Challenge A:
According to the theater review, who staged the fight scene that opens the second half?
Challenge B:
Summarize the theater review in two sentences.

In the first two acts Mr Williams has his design elements giddily whisking us through typical comic fare – the double entendres allowing Shakespeare to be both both romantic and sexual at once – and assisting a gem of comic assiduousness and cunning from the truly remarkable performance of Julie Forsyth as the Nurse. With injured voice, nursed to clarity of intention and wit, with a shining intelligence, hilariously bedecked in costume, that, in the several changes, are servants to Ms Forsyth’s unerring creativity as a mischievous bawd becoming the go-between for the ill-starred lovers. The madness of her fringe-dress in the ballroom, a ‘key’ image of the fateful folly of indulged and simple stupidity, in this world on the brink of tragedy. The first part of this production finishes with an inspired directorial comic journey,using the revolve with great wit, when Juliet in disguise as the Nurse travels to the cell of Friar Laurence to wed. The low comedy of near recognition and meetings is counterpointed with a triumphant classic music score that finishes in a timely, elevated fashion with the fateful wedding kiss- to give conclusion of the first half, a golden comic high. The composed music/Sound Design is by Alan John.
Daringly, there is no setting for the second half of the play, just a huge open black maw, intimating the black tragedy that will ensue: where the physical action of intimidatory brawl and murder, and uncompromising patriarchal bullying can be starkly shown in spacious staging, until, from behind a descended curtain is revealed a ‘metaphor’ of design imagery of white sheeted double beds that spread across this vast dark hole acting as the grave catafalques for the denouement of the story. The dead body of Tybalt counterbalancing the drugged body of sleeping Juliet, both resting with a pillowed head and crossed arms on chest. The fight scene that opens the second half is wonderfully staged by Fight Director, Nigel Poulton, and the actors ‘dance’ the ‘choreography with vital energy – it is spectacular, having the entire bare stage to enact it in. Here, too, in this space, the power of the patriarch Capulet (Colin Moody), one of the emphatic themes of Mr Williams interpretation of the play, is impressive, with his family of women spaced dramatically, sculpturally around the maw, as he wilfully bullies the wedding of Juliet and Paris, directly.
This production finishes with the shooting of guns and has Juliet in the trauma of drug recovery and shocked grief brandishing one threateningly at her father and family, and finally in her wedding/funeral dress, coming to the centre of the downstage edge, holding it to her own head. The lights fade – Juliet does not pull the trigger. That she will, we may conclude, with fore-knowledge of the well known story. Or, not? Why Mr Williams does not have the act shown, or supply the recorded report of the gun, one hopes is not a choice of political correct sensitivity – in having a young woman commit suicide by blowing her brains out being judged, censored, as not contemporaneously OK, as it may be too violent a statement, role model, to make in 2013, for this audience, which would, did include, many young people, who, studying the play at school, have come to see it staged? For us adults, the contemporary imaging of the tragic mayhem of this play has been wonderfully justified, and recognisable of the streets of our city, Sydney, by this company and production, and this final moment, in the Drama Theatre, is disappointingly weak. Was the bloody self-murder, suicide, of Juliet to outrageous an act to show this audience? It is, it seems to me, a logical progression of this play and, particularly, this production, and we are led to that moment of cataclysmic action. Was it too ‘scary’, too ‘full on’, for the contemporary audience to endure, to have it bloodily enacted for them, in front of them? (I hope it wasn’t for pragmatic dry cleaning reasons?!) A 14 year-old girl, caught in the romantic web of a poetic first love, attempting to escape from the bullying and stultifying surrounds of her family life, choosing to shoot herself, a contemporary reality to true to perform? The mother of a school-aged daughter, thought so, and was partially relieved. Curious conversation we had afterwards, with her hip young daughter from a private school – after all, she said, The Hunger Games is part of her imaginative scape and that is fiercely confronting. Indeed.

(Layout annotation data)
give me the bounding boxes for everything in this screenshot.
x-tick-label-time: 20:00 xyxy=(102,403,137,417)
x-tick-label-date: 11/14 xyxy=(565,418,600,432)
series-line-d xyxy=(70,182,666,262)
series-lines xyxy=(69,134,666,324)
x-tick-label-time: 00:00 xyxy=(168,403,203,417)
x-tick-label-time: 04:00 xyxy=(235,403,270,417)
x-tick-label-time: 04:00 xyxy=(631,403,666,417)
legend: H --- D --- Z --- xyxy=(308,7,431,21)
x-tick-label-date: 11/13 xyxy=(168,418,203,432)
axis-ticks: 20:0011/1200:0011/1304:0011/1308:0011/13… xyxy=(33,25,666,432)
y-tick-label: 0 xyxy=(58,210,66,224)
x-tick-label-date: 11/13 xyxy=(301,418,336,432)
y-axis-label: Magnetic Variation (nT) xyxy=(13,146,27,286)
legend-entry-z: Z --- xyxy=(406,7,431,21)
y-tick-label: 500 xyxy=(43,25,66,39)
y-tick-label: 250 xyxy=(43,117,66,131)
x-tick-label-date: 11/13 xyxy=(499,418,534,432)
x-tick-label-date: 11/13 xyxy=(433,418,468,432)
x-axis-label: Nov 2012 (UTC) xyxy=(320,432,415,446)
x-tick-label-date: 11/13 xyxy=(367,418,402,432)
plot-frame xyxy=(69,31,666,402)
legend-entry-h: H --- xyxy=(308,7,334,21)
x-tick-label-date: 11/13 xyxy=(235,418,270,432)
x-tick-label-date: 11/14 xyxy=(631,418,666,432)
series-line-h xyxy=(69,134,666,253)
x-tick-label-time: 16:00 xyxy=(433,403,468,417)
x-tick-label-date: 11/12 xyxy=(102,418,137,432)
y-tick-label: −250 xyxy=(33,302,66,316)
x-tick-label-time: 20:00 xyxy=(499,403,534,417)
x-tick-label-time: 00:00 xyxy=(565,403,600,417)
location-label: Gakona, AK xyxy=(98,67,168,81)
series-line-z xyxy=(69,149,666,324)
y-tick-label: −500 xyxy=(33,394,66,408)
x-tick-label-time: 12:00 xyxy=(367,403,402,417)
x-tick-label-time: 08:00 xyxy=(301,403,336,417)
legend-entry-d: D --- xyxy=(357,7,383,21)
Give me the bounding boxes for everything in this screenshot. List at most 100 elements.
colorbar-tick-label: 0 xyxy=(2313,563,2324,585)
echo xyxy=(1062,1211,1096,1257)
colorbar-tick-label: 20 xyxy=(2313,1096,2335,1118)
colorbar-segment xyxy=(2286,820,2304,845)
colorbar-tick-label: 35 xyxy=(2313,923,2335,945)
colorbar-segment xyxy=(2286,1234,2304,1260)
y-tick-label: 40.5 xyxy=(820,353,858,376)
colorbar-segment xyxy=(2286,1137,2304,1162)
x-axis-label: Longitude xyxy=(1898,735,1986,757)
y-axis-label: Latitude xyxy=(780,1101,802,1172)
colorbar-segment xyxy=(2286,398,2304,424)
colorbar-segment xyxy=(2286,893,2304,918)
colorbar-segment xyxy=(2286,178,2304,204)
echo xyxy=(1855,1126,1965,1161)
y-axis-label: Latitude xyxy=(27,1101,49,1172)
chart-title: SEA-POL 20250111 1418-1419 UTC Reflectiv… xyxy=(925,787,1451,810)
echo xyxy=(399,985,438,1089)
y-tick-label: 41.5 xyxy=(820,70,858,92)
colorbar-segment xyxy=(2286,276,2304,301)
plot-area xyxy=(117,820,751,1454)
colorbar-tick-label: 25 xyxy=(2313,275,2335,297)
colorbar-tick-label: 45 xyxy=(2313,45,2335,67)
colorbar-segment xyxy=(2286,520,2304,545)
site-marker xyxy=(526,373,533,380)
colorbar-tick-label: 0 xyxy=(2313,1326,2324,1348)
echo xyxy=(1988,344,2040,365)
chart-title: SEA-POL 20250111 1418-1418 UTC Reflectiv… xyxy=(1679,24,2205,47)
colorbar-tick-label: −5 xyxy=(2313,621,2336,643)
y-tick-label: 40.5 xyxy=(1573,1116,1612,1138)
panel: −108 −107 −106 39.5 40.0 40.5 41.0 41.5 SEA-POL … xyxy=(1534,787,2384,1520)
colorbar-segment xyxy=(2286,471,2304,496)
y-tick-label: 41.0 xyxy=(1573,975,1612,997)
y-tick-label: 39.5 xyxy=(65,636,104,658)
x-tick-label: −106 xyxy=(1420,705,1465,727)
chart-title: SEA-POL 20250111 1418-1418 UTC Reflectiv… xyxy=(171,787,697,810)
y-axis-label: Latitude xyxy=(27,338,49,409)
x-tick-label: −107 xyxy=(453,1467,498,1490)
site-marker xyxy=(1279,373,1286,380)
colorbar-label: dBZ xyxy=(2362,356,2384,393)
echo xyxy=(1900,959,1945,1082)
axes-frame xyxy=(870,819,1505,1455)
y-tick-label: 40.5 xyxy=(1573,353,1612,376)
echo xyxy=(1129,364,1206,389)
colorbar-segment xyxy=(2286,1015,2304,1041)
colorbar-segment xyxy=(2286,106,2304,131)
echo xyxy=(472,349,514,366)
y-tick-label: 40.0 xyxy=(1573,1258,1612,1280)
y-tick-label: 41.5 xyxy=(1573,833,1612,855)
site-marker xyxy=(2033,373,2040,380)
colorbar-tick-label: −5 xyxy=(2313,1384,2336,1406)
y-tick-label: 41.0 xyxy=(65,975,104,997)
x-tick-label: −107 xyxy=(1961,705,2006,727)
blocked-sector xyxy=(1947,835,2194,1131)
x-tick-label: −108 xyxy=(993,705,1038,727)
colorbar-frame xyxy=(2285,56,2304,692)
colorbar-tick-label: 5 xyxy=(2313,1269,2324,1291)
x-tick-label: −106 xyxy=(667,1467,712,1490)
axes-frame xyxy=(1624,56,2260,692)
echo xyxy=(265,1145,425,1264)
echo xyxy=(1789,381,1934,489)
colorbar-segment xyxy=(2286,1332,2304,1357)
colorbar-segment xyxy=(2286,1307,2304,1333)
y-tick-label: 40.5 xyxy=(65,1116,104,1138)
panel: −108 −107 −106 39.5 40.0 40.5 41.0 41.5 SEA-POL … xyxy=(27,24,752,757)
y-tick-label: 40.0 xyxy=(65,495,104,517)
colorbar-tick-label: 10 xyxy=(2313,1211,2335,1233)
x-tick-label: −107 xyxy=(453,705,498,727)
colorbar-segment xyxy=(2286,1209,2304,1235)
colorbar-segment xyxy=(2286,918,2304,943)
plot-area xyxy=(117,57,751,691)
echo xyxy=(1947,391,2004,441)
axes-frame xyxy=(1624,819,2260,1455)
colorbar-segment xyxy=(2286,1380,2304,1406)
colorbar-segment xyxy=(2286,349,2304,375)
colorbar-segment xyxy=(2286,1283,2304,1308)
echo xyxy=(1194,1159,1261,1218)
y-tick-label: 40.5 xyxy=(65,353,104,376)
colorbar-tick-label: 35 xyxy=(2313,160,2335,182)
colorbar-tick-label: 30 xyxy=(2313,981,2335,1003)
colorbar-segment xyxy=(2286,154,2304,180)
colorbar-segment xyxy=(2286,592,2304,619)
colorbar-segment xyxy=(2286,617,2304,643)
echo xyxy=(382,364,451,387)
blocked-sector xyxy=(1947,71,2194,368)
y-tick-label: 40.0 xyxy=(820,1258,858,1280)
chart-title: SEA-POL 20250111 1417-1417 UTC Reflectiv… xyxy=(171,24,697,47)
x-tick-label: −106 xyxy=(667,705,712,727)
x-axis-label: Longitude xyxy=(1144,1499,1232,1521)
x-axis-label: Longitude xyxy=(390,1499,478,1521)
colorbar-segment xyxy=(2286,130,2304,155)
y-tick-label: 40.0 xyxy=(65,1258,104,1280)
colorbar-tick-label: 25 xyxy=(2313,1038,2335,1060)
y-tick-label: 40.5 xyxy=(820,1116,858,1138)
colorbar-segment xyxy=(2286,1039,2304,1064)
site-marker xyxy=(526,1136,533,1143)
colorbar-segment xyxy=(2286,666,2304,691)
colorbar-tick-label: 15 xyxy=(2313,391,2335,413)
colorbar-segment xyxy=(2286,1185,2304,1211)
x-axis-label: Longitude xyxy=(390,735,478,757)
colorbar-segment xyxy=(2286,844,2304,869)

Task solution A:
Fight Director Nigel Poulton.

Task solution B:
The review praises the production's comic first half, especially Julie Forsyth's performance as the Nurse, and its bare, dark second half, with a spectacular fight scene and an impressive, bullying Capulet. It calls the final moment disappointingly weak: the lights fade while Juliet holds a gun to her own head without pulling the trigger.